Stored data:
━━━━━━━━━━
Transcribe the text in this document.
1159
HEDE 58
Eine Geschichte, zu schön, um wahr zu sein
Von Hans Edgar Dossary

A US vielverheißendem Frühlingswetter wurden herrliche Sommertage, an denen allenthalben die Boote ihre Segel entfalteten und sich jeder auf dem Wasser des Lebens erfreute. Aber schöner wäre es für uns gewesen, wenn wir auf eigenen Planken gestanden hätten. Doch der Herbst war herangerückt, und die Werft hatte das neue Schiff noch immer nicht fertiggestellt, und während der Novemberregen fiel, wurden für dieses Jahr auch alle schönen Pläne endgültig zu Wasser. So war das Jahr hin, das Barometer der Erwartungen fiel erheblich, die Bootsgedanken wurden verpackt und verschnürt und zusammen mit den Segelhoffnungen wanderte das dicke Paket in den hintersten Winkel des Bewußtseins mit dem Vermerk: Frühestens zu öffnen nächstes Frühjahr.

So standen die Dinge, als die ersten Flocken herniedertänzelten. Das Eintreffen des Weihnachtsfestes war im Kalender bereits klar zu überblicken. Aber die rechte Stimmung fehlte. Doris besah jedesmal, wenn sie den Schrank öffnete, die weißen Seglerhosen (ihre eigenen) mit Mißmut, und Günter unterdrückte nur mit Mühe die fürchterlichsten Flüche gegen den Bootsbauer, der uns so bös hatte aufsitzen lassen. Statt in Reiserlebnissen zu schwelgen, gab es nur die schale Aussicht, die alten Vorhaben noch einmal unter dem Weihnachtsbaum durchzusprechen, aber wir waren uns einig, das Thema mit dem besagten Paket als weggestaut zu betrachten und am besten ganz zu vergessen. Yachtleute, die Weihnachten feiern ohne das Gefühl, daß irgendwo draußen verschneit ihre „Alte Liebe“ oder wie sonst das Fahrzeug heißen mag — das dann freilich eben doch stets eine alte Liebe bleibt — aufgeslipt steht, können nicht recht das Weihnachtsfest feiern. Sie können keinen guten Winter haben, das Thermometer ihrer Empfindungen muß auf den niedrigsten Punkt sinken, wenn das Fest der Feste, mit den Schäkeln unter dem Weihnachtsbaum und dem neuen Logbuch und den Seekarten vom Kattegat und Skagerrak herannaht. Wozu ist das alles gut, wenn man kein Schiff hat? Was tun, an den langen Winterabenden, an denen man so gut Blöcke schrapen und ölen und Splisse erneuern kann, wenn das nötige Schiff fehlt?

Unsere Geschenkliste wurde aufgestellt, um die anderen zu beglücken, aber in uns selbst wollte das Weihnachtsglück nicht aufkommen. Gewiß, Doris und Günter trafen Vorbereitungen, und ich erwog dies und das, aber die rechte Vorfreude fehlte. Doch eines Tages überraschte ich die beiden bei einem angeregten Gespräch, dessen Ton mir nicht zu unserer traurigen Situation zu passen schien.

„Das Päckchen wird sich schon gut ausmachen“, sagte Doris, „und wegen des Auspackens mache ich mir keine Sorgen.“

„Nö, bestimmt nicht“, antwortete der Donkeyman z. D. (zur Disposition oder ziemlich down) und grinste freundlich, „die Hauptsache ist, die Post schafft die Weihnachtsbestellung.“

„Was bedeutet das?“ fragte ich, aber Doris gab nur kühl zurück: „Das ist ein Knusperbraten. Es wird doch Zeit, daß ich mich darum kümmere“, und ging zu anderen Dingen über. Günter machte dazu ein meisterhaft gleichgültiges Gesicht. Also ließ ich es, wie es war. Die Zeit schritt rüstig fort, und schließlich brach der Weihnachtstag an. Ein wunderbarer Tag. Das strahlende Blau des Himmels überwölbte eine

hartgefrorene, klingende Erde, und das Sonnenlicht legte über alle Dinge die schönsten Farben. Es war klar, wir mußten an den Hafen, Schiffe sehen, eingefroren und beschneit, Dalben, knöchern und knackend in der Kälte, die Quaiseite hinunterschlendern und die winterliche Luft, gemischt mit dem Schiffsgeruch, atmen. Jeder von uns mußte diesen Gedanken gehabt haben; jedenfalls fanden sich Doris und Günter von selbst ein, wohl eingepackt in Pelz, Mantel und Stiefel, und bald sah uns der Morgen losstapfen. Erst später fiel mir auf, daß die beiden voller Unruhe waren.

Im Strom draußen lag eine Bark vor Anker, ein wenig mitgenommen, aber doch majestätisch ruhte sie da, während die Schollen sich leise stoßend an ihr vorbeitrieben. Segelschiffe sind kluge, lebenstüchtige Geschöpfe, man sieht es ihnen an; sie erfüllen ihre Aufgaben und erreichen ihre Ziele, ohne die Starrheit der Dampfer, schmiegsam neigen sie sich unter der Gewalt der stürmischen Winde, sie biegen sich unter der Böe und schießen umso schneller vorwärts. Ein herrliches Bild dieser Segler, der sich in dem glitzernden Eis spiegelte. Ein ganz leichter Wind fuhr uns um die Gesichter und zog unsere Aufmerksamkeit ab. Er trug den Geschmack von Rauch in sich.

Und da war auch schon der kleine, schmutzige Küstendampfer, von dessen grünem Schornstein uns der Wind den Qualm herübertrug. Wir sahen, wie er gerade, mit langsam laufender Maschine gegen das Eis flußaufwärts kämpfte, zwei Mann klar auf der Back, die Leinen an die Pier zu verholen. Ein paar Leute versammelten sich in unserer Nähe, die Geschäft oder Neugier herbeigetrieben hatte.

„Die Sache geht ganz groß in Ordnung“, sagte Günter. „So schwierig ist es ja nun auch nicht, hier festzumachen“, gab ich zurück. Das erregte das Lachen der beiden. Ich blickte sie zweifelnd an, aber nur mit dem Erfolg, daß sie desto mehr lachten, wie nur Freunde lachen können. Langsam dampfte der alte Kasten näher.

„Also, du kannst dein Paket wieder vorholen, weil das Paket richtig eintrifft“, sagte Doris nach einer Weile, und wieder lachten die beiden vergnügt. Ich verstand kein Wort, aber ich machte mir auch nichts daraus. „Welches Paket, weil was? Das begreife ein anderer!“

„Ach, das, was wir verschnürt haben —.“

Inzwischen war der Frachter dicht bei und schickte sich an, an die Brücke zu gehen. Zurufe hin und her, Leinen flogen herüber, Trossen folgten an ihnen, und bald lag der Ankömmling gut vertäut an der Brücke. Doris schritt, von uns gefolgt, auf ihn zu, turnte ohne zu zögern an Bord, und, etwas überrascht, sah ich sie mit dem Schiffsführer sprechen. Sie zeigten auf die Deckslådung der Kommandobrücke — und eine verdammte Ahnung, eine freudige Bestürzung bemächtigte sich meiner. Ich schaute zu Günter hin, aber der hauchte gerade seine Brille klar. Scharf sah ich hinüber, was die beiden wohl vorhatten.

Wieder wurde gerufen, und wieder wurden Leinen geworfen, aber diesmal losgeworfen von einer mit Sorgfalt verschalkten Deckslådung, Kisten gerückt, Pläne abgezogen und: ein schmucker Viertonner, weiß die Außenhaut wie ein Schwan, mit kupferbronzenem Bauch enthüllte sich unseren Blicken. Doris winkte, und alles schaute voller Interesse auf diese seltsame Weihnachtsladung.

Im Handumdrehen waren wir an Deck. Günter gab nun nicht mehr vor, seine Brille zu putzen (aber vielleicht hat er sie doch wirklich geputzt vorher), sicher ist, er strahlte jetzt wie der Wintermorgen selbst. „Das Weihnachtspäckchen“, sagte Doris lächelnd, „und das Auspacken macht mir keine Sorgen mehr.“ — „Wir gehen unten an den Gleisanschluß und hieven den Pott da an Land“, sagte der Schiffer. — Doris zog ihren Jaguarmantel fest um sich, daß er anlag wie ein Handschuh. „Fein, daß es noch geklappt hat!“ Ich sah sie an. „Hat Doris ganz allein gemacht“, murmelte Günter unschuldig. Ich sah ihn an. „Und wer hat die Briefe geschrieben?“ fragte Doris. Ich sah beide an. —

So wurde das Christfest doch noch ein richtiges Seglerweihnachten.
━━━━━━━━━━
• [Directions for this task] Write every entry out again. Leave each one exactly as it is.

• [Solution below]
Transcribe the text in this document.
1159
HEDE 58
Eine Geschichte, zu schön, um wahr zu sein
Von Hans Edgar Dossary

A US vielverheißendem Frühlingswetter wurden herrliche Sommertage, an denen allenthalben die Boote ihre Segel entfalteten und sich jeder auf dem Wasser des Lebens erfreute. Aber schöner wäre es für uns gewesen, wenn wir auf eigenen Planken gestanden hätten. Doch der Herbst war herangerückt, und die Werft hatte das neue Schiff noch immer nicht fertiggestellt, und während der Novemberregen fiel, wurden für dieses Jahr auch alle schönen Pläne endgültig zu Wasser. So war das Jahr hin, das Barometer der Erwartungen fiel erheblich, die Bootsgedanken wurden verpackt und verschnürt und zusammen mit den Segelhoffnungen wanderte das dicke Paket in den hintersten Winkel des Bewußtseins mit dem Vermerk: Frühestens zu öffnen nächstes Frühjahr.

So standen die Dinge, als die ersten Flocken herniedertänzelten. Das Eintreffen des Weihnachtsfestes war im Kalender bereits klar zu überblicken. Aber die rechte Stimmung fehlte. Doris besah jedesmal, wenn sie den Schrank öffnete, die weißen Seglerhosen (ihre eigenen) mit Mißmut, und Günter unterdrückte nur mit Mühe die fürchterlichsten Flüche gegen den Bootsbauer, der uns so bös hatte aufsitzen lassen. Statt in Reiserlebnissen zu schwelgen, gab es nur die schale Aussicht, die alten Vorhaben noch einmal unter dem Weihnachtsbaum durchzusprechen, aber wir waren uns einig, das Thema mit dem besagten Paket als weggestaut zu betrachten und am besten ganz zu vergessen. Yachtleute, die Weihnachten feiern ohne das Gefühl, daß irgendwo draußen verschneit ihre „Alte Liebe“ oder wie sonst das Fahrzeug heißen mag — das dann freilich eben doch stets eine alte Liebe bleibt — aufgeslipt steht, können nicht recht das Weihnachtsfest feiern. Sie können keinen guten Winter haben, das Thermometer ihrer Empfindungen muß auf den niedrigsten Punkt sinken, wenn das Fest der Feste, mit den Schäkeln unter dem Weihnachtsbaum und dem neuen Logbuch und den Seekarten vom Kattegat und Skagerrak herannaht. Wozu ist das alles gut, wenn man kein Schiff hat? Was tun, an den langen Winterabenden, an denen man so gut Blöcke schrapen und ölen und Splisse erneuern kann, wenn das nötige Schiff fehlt?

Unsere Geschenkliste wurde aufgestellt, um die anderen zu beglücken, aber in uns selbst wollte das Weihnachtsglück nicht aufkommen. Gewiß, Doris und Günter trafen Vorbereitungen, und ich erwog dies und das, aber die rechte Vorfreude fehlte. Doch eines Tages überraschte ich die beiden bei einem angeregten Gespräch, dessen Ton mir nicht zu unserer traurigen Situation zu passen schien.

„Das Päckchen wird sich schon gut ausmachen“, sagte Doris, „und wegen des Auspackens mache ich mir keine Sorgen.“

„Nö, bestimmt nicht“, antwortete der Donkeyman z. D. (zur Disposition oder ziemlich down) und grinste freundlich, „die Hauptsache ist, die Post schafft die Weihnachtsbestellung.“

„Was bedeutet das?“ fragte ich, aber Doris gab nur kühl zurück: „Das ist ein Knusperbraten. Es wird doch Zeit, daß ich mich darum kümmere“, und ging zu anderen Dingen über. Günter machte dazu ein meisterhaft gleichgültiges Gesicht. Also ließ ich es, wie es war. Die Zeit schritt rüstig fort, und schließlich brach der Weihnachtstag an. Ein wunderbarer Tag. Das strahlende Blau des Himmels überwölbte eine

hartgefrorene, klingende Erde, und das Sonnenlicht legte über alle Dinge die schönsten Farben. Es war klar, wir mußten an den Hafen, Schiffe sehen, eingefroren und beschneit, Dalben, knöchern und knackend in der Kälte, die Quaiseite hinunterschlendern und die winterliche Luft, gemischt mit dem Schiffsgeruch, atmen. Jeder von uns mußte diesen Gedanken gehabt haben; jedenfalls fanden sich Doris und Günter von selbst ein, wohl eingepackt in Pelz, Mantel und Stiefel, und bald sah uns der Morgen losstapfen. Erst später fiel mir auf, daß die beiden voller Unruhe waren.

Im Strom draußen lag eine Bark vor Anker, ein wenig mitgenommen, aber doch majestätisch ruhte sie da, während die Schollen sich leise stoßend an ihr vorbeitrieben. Segelschiffe sind kluge, lebenstüchtige Geschöpfe, man sieht es ihnen an; sie erfüllen ihre Aufgaben und erreichen ihre Ziele, ohne die Starrheit der Dampfer, schmiegsam neigen sie sich unter der Gewalt der stürmischen Winde, sie biegen sich unter der Böe und schießen umso schneller vorwärts. Ein herrliches Bild dieser Segler, der sich in dem glitzernden Eis spiegelte. Ein ganz leichter Wind fuhr uns um die Gesichter und zog unsere Aufmerksamkeit ab. Er trug den Geschmack von Rauch in sich.

Und da war auch schon der kleine, schmutzige Küstendampfer, von dessen grünem Schornstein uns der Wind den Qualm herübertrug. Wir sahen, wie er gerade, mit langsam laufender Maschine gegen das Eis flußaufwärts kämpfte, zwei Mann klar auf der Back, die Leinen an die Pier zu verholen. Ein paar Leute versammelten sich in unserer Nähe, die Geschäft oder Neugier herbeigetrieben hatte.

„Die Sache geht ganz groß in Ordnung“, sagte Günter. „So schwierig ist es ja nun auch nicht, hier festzumachen“, gab ich zurück. Das erregte das Lachen der beiden. Ich blickte sie zweifelnd an, aber nur mit dem Erfolg, daß sie desto mehr lachten, wie nur Freunde lachen können. Langsam dampfte der alte Kasten näher.

„Also, du kannst dein Paket wieder vorholen, weil das Paket richtig eintrifft“, sagte Doris nach einer Weile, und wieder lachten die beiden vergnügt. Ich verstand kein Wort, aber ich machte mir auch nichts daraus. „Welches Paket, weil was? Das begreife ein anderer!“

„Ach, das, was wir verschnürt haben —.“

Inzwischen war der Frachter dicht bei und schickte sich an, an die Brücke zu gehen. Zurufe hin und her, Leinen flogen herüber, Trossen folgten an ihnen, und bald lag der Ankömmling gut vertäut an der Brücke. Doris schritt, von uns gefolgt, auf ihn zu, turnte ohne zu zögern an Bord, und, etwas überrascht, sah ich sie mit dem Schiffsführer sprechen. Sie zeigten auf die Deckslådung der Kommandobrücke — und eine verdammte Ahnung, eine freudige Bestürzung bemächtigte sich meiner. Ich schaute zu Günter hin, aber der hauchte gerade seine Brille klar. Scharf sah ich hinüber, was die beiden wohl vorhatten.

Wieder wurde gerufen, und wieder wurden Leinen geworfen, aber diesmal losgeworfen von einer mit Sorgfalt verschalkten Deckslådung, Kisten gerückt, Pläne abgezogen und: ein schmucker Viertonner, weiß die Außenhaut wie ein Schwan, mit kupferbronzenem Bauch enthüllte sich unseren Blicken. Doris winkte, und alles schaute voller Interesse auf diese seltsame Weihnachtsladung.

Im Handumdrehen waren wir an Deck. Günter gab nun nicht mehr vor, seine Brille zu putzen (aber vielleicht hat er sie doch wirklich geputzt vorher), sicher ist, er strahlte jetzt wie der Wintermorgen selbst. „Das Weihnachtspäckchen“, sagte Doris lächelnd, „und das Auspacken macht mir keine Sorgen mehr.“ — „Wir gehen unten an den Gleisanschluß und hieven den Pott da an Land“, sagte der Schiffer. — Doris zog ihren Jaguarmantel fest um sich, daß er anlag wie ein Handschuh. „Fein, daß es noch geklappt hat!“ Ich sah sie an. „Hat Doris ganz allein gemacht“, murmelte Günter unschuldig. Ich sah ihn an. „Und wer hat die Briefe geschrieben?“ fragte Doris. Ich sah beide an. —

So wurde das Christfest doch noch ein richtiges Seglerweihnachten.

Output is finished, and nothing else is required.